What the exercise asks> Identify the lines that contain the word "this" and copy each one.

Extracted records
-- BEGIN --
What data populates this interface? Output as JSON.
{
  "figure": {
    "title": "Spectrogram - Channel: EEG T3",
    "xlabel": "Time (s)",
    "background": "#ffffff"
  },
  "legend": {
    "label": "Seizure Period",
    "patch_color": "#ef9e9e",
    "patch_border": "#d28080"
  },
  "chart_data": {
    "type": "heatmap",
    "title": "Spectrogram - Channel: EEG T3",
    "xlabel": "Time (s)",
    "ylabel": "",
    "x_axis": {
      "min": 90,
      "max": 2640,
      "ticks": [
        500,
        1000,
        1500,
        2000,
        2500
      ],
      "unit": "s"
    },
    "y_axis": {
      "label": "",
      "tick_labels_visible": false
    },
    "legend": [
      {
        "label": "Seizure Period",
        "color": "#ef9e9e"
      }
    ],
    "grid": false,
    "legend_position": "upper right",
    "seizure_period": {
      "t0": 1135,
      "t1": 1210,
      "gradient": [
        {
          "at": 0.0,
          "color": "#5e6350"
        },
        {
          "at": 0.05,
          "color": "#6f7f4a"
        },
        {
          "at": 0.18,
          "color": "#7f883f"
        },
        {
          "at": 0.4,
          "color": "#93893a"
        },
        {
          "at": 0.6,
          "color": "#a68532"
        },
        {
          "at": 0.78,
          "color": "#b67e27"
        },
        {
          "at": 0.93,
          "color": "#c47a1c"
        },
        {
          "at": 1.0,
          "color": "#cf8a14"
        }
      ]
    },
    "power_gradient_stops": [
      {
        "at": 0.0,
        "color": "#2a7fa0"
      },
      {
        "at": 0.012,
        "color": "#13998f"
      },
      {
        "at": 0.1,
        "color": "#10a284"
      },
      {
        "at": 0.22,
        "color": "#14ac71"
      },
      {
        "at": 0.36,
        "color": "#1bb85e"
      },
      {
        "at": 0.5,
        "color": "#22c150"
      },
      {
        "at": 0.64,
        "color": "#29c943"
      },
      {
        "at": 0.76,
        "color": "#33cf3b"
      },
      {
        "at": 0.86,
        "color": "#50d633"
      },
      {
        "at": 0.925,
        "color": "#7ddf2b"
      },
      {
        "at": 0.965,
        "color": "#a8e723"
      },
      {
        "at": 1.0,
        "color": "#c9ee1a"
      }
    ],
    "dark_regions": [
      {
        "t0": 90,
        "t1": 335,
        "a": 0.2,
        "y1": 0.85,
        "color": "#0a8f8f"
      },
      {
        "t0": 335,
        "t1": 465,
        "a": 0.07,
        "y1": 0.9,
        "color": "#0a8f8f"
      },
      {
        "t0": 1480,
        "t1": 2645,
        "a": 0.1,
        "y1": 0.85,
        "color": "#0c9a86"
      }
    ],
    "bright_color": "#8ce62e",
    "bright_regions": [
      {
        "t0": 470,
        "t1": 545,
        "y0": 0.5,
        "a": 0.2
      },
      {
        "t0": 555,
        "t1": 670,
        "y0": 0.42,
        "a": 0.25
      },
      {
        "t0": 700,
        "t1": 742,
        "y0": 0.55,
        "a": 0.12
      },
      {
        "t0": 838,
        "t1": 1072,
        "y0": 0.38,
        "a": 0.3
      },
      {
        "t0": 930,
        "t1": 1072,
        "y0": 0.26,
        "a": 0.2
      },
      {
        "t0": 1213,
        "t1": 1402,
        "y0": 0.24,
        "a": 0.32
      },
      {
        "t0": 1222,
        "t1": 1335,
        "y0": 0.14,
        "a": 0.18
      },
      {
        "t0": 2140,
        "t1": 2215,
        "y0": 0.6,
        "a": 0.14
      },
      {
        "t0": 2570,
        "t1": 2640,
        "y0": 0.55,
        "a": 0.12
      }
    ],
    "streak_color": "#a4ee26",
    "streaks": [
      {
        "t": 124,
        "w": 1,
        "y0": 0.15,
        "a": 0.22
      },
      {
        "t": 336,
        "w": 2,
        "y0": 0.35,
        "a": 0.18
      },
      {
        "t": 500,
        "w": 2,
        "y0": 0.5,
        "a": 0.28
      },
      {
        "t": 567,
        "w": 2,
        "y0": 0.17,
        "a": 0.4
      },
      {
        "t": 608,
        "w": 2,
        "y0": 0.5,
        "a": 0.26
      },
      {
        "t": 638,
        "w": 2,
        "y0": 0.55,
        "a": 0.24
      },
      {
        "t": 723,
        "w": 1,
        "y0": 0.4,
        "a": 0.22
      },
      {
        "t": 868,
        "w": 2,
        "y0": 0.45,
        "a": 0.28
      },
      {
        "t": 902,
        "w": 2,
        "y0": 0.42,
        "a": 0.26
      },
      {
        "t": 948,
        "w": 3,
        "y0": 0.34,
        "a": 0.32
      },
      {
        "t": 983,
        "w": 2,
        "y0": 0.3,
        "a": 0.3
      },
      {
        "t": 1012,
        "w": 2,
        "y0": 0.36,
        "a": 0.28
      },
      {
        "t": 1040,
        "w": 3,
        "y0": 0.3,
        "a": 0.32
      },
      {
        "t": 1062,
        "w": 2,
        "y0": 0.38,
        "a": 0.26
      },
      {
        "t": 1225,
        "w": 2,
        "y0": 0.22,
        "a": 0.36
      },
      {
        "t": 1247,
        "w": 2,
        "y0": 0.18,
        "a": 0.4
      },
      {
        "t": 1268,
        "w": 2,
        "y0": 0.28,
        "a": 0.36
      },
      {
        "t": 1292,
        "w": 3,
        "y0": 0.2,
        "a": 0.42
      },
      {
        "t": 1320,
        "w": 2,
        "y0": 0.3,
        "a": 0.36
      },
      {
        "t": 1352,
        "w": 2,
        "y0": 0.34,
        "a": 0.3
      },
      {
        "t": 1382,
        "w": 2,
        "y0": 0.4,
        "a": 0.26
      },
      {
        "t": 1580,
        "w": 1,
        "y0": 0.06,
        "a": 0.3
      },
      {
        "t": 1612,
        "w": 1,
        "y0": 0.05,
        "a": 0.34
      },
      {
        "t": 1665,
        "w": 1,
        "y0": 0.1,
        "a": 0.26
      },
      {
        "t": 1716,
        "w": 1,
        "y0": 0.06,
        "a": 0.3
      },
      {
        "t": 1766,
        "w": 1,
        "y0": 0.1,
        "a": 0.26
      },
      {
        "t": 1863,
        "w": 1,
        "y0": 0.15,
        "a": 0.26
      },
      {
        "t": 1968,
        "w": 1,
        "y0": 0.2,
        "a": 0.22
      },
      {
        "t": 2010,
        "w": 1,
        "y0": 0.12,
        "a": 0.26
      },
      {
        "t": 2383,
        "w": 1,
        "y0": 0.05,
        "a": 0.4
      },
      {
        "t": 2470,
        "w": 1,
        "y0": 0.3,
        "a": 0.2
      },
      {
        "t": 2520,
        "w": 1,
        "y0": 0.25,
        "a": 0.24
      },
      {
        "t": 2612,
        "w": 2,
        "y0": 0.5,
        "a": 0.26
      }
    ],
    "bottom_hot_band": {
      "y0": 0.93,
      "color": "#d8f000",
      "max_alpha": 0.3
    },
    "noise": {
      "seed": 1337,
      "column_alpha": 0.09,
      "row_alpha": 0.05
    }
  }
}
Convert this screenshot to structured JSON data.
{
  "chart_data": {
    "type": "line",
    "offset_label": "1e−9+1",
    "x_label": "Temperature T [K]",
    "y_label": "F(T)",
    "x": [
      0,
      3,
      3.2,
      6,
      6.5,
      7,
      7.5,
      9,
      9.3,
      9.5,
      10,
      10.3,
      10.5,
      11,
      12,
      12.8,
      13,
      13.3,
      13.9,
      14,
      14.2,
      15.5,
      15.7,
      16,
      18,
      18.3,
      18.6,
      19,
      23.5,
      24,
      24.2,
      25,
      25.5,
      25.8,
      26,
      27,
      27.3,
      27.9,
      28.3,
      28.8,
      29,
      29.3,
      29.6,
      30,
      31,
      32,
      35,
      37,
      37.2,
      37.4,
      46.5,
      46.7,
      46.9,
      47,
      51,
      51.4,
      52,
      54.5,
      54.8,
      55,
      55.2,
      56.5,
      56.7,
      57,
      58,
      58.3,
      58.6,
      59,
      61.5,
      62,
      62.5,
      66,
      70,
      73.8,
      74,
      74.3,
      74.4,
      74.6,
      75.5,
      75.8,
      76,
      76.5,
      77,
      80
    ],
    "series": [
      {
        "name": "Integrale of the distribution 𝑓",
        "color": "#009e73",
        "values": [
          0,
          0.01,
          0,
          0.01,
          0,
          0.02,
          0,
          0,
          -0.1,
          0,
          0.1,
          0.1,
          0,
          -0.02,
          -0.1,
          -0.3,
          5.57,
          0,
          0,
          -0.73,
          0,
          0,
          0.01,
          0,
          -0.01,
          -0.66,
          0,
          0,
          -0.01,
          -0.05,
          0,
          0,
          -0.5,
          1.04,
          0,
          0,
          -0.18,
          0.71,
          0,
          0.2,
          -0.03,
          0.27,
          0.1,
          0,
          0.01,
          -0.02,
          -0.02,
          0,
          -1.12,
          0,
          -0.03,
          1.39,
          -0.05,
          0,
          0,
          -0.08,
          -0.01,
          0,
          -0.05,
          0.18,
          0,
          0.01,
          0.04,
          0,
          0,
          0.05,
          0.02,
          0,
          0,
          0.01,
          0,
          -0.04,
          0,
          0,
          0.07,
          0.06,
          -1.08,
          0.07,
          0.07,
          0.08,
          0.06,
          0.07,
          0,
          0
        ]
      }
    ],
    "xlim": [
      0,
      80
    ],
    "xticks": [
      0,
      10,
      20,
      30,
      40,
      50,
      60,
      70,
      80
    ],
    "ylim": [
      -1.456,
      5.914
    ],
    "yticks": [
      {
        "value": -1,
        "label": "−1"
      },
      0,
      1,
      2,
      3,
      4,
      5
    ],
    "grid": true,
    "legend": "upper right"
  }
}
-- END --
Exercise answer>
What data populates this interface? Output as JSON.
Convert this screenshot to structured JSON data.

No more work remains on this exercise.